[Schreibaufgabe 1]:
Gib den Zeitungstext zum Rentenstreit erneut wieder, beginnend bei „Bedenkzeit bis Dienstag: JU-Bundeschef“ und endend bei „nächsten Woche fallen.“. Tausche dabei „Koalitionsausschuss“ gegen „Koalitionstreffen“ aus.
[Schreibaufgabe 2]:
Führe den Zeitungstext zum Rentenstreit im Anschluss an seinen letzten Satz weiter.

[Zitierter Text]:
------------------------------------------------------------

Bedenkzeit bis Dienstag: JU-Bundeschef Johannes Winkel (li.) und Pascal Reddig, Vorsitzender der Jungen Gruppe. © dpa
Berlin – Eine Einigung im Rentenstreit gibt es auch nach dem Koalitionsausschuss nicht – aber ein Angebot der Koalitionsspitzen, das die Renten-Rebellen in der Union zur Zustimmung bringen soll. Kanzler Friedrich Merz zeigt sich nach einem einstündigen Gespräch mit den jungen Abgeordneten am frühen Morgen zuversichtlich. „Ich rechne mit Zustimmung“, sagte er. Die Entscheidung soll in der nächsten Woche fallen.

------------------------------------------------------------

[Datensätze]:
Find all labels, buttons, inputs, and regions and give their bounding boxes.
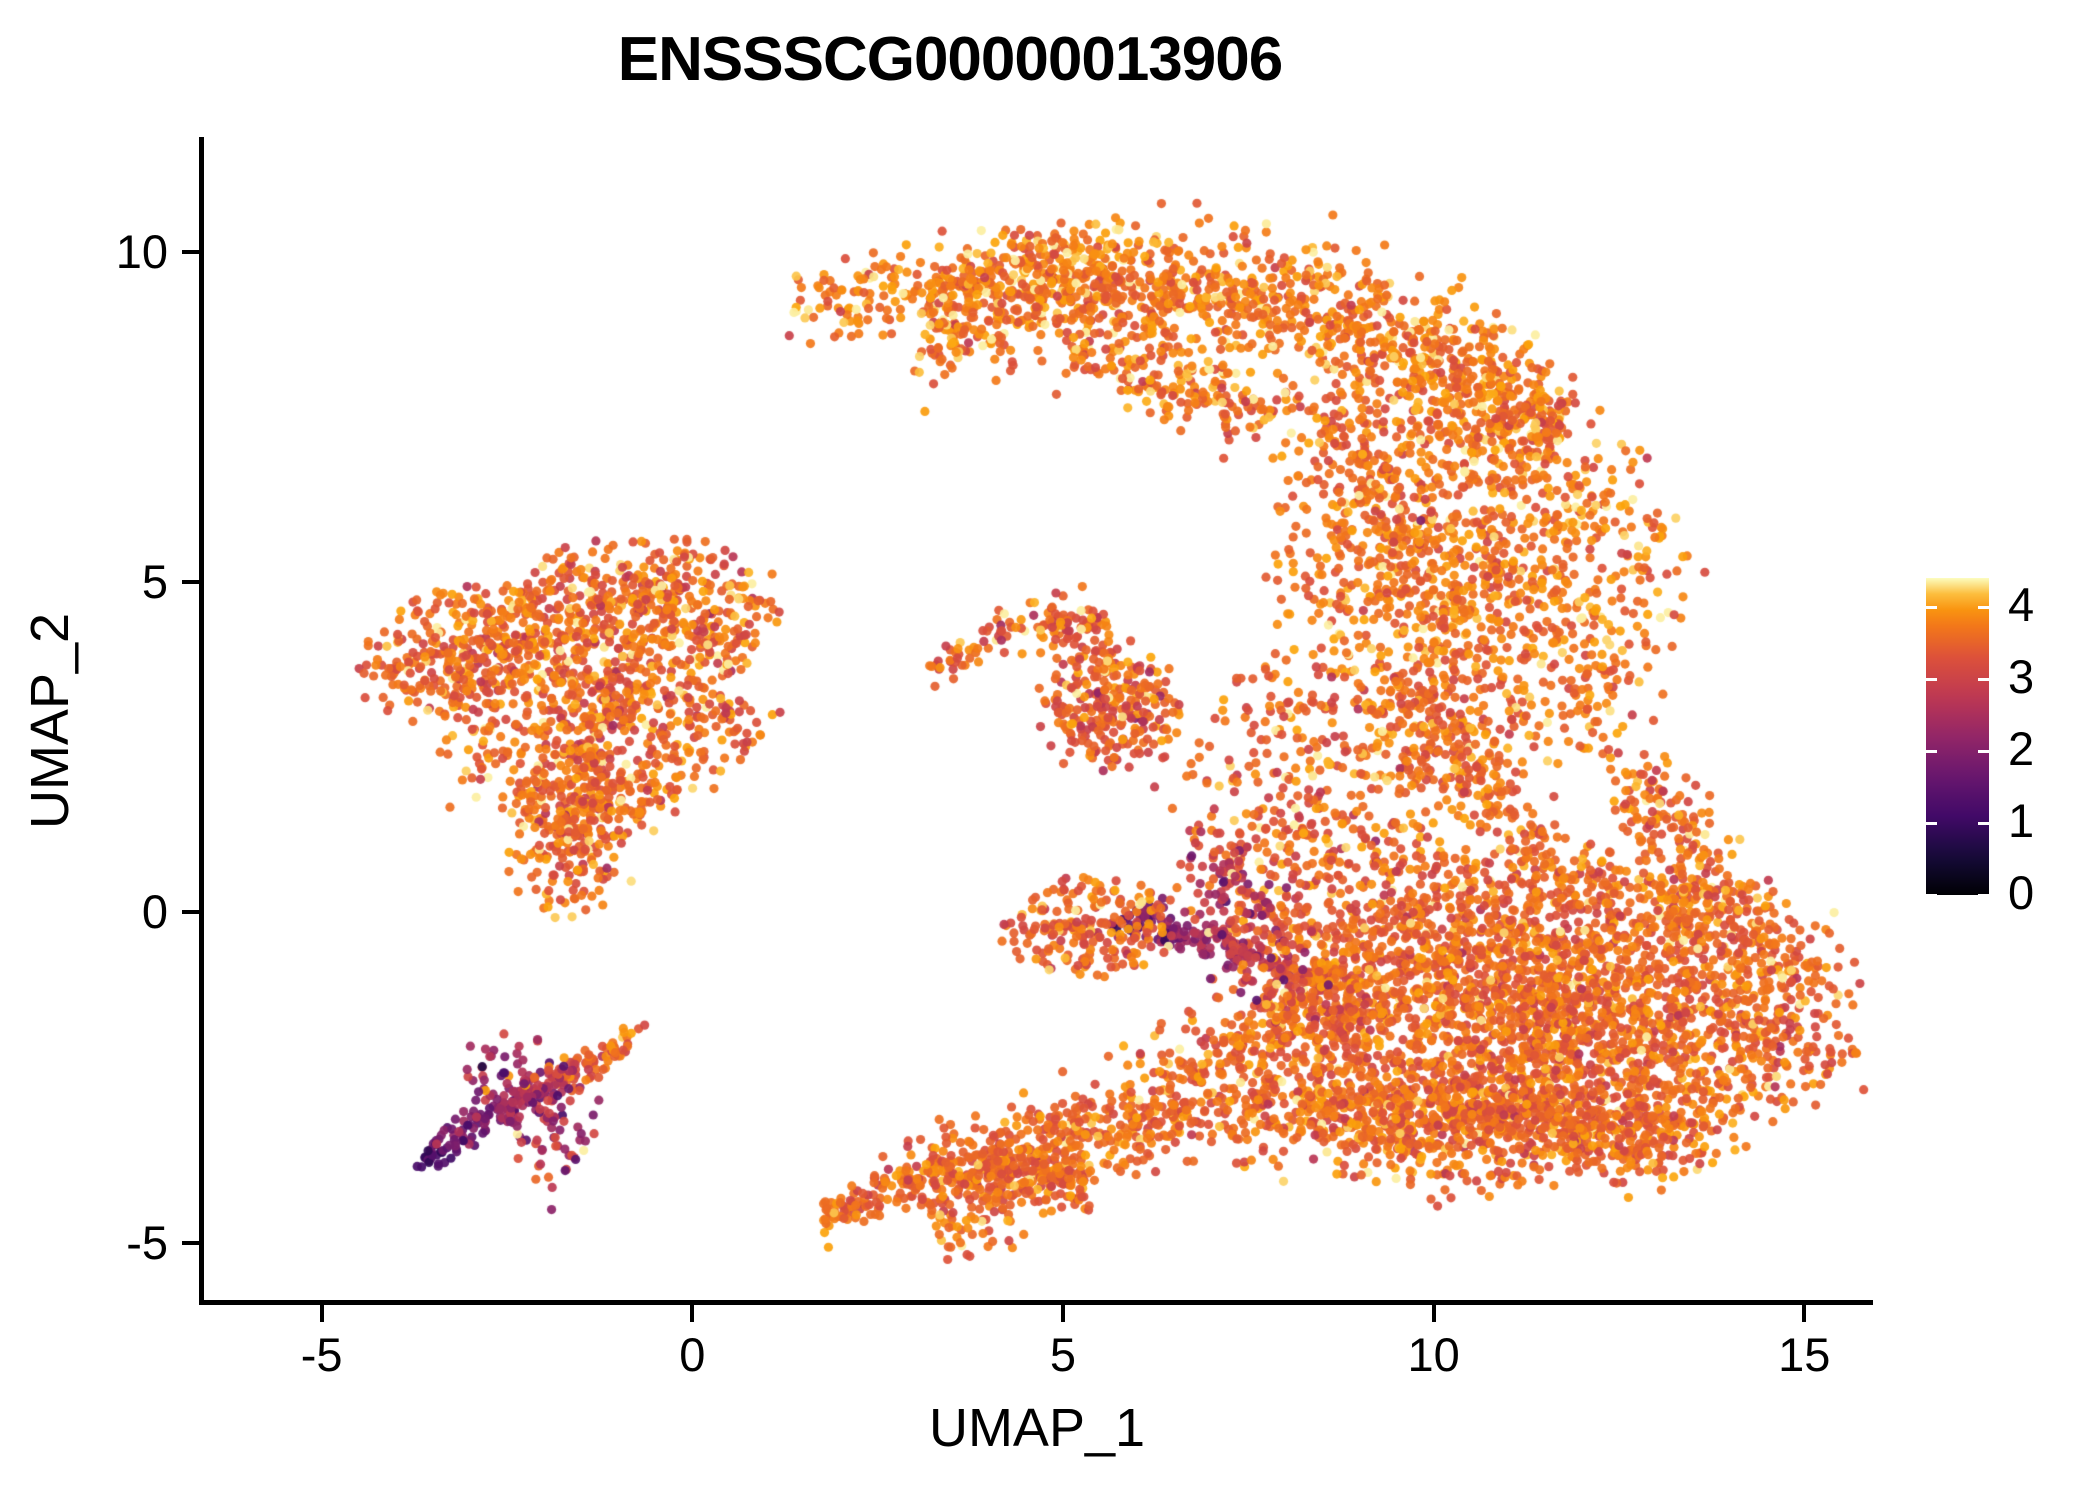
colorbar-tick-mark: [1926, 894, 1937, 897]
colorbar-legend: 43210: [1926, 578, 2086, 898]
colorbar-tick-mark: [1978, 678, 1989, 681]
colorbar-tick-label: 2: [2008, 725, 2034, 772]
colorbar-tick-label: 1: [2008, 797, 2034, 844]
x-tick-label: 0: [612, 1327, 772, 1382]
colorbar-tick-mark: [1926, 822, 1937, 825]
x-tick-mark: [1802, 1305, 1806, 1322]
x-tick-mark: [690, 1305, 694, 1322]
x-tick-label: 10: [1354, 1327, 1514, 1382]
x-axis-line: [199, 1300, 1873, 1305]
scatter-plot-panel: [203, 140, 1871, 1302]
x-tick-label: 5: [983, 1327, 1143, 1382]
x-tick-mark: [1061, 1305, 1065, 1322]
colorbar-tick-mark: [1978, 894, 1989, 897]
y-tick-mark: [182, 910, 199, 914]
x-tick-mark: [320, 1305, 324, 1322]
x-tick-mark: [1432, 1305, 1436, 1322]
x-axis-title: UMAP_1: [203, 1397, 1871, 1459]
colorbar-tick-mark: [1926, 678, 1937, 681]
scatter-point-cloud: [203, 140, 1871, 1302]
y-tick-mark: [182, 580, 199, 584]
colorbar-tick-mark: [1926, 750, 1937, 753]
colorbar-tick-mark: [1978, 606, 1989, 609]
y-tick-mark: [182, 1241, 199, 1245]
x-tick-label: -5: [242, 1327, 402, 1382]
plot-root: ENSSSCG00000013906 -5051015 -50510 UMAP_…: [0, 0, 2100, 1500]
y-axis-title: UMAP_2: [19, 141, 81, 1301]
y-axis-line: [199, 137, 204, 1305]
colorbar-gradient: [1926, 578, 1989, 895]
colorbar-tick-label: 0: [2008, 869, 2034, 916]
colorbar-tick-mark: [1926, 606, 1937, 609]
colorbar-tick-mark: [1978, 750, 1989, 753]
colorbar-tick-label: 4: [2008, 581, 2034, 628]
page-title: ENSSSCG00000013906: [0, 24, 1900, 95]
y-tick-mark: [182, 250, 199, 254]
colorbar-tick-label: 3: [2008, 653, 2034, 700]
colorbar-tick-mark: [1978, 822, 1989, 825]
x-tick-label: 15: [1724, 1327, 1884, 1382]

------------------------------------------------------------

[Endergebnis 1]:
Bedenkzeit bis Dienstag: JU-Bundeschef Johannes Winkel (li.) und Pascal Reddig, Vorsitzender der Jungen Gruppe. © dpa
Berlin – Eine Einigung im Rentenstreit gibt es auch nach dem Koalitionstreffen nicht – aber ein Angebot der Koalitionsspitzen, das die Renten-Rebellen in der Union zur Zustimmung bringen soll. Kanzler Friedrich Merz zeigt sich nach einem einstündigen Gespräch mit den jungen Abgeordneten am frühen Morgen zuversichtlich. „Ich rechne mit Zustimmung“, sagte er. Die Entscheidung soll in der nächsten Woche fallen.

[Endergebnis 2]:
Beim Kernanliegen lassen Merz und die SPD die rebellierende Junge Gruppe der Unionsabgeordneten in der Ecke stehen: „Der Gesetzentwurf soll nicht mehr geändert werden“, sagt der Kanzler. In dem Punkt hatte die SPD nicht mit sich reden lassen. Also bleibt es dabei, wie die Regierung mit dem Übertritt von Millionen Babyboomern in die Rente umgehen will: Verhindert werden soll, dass die Renten viel langsamer steigen als die Einkommen in Deutschland.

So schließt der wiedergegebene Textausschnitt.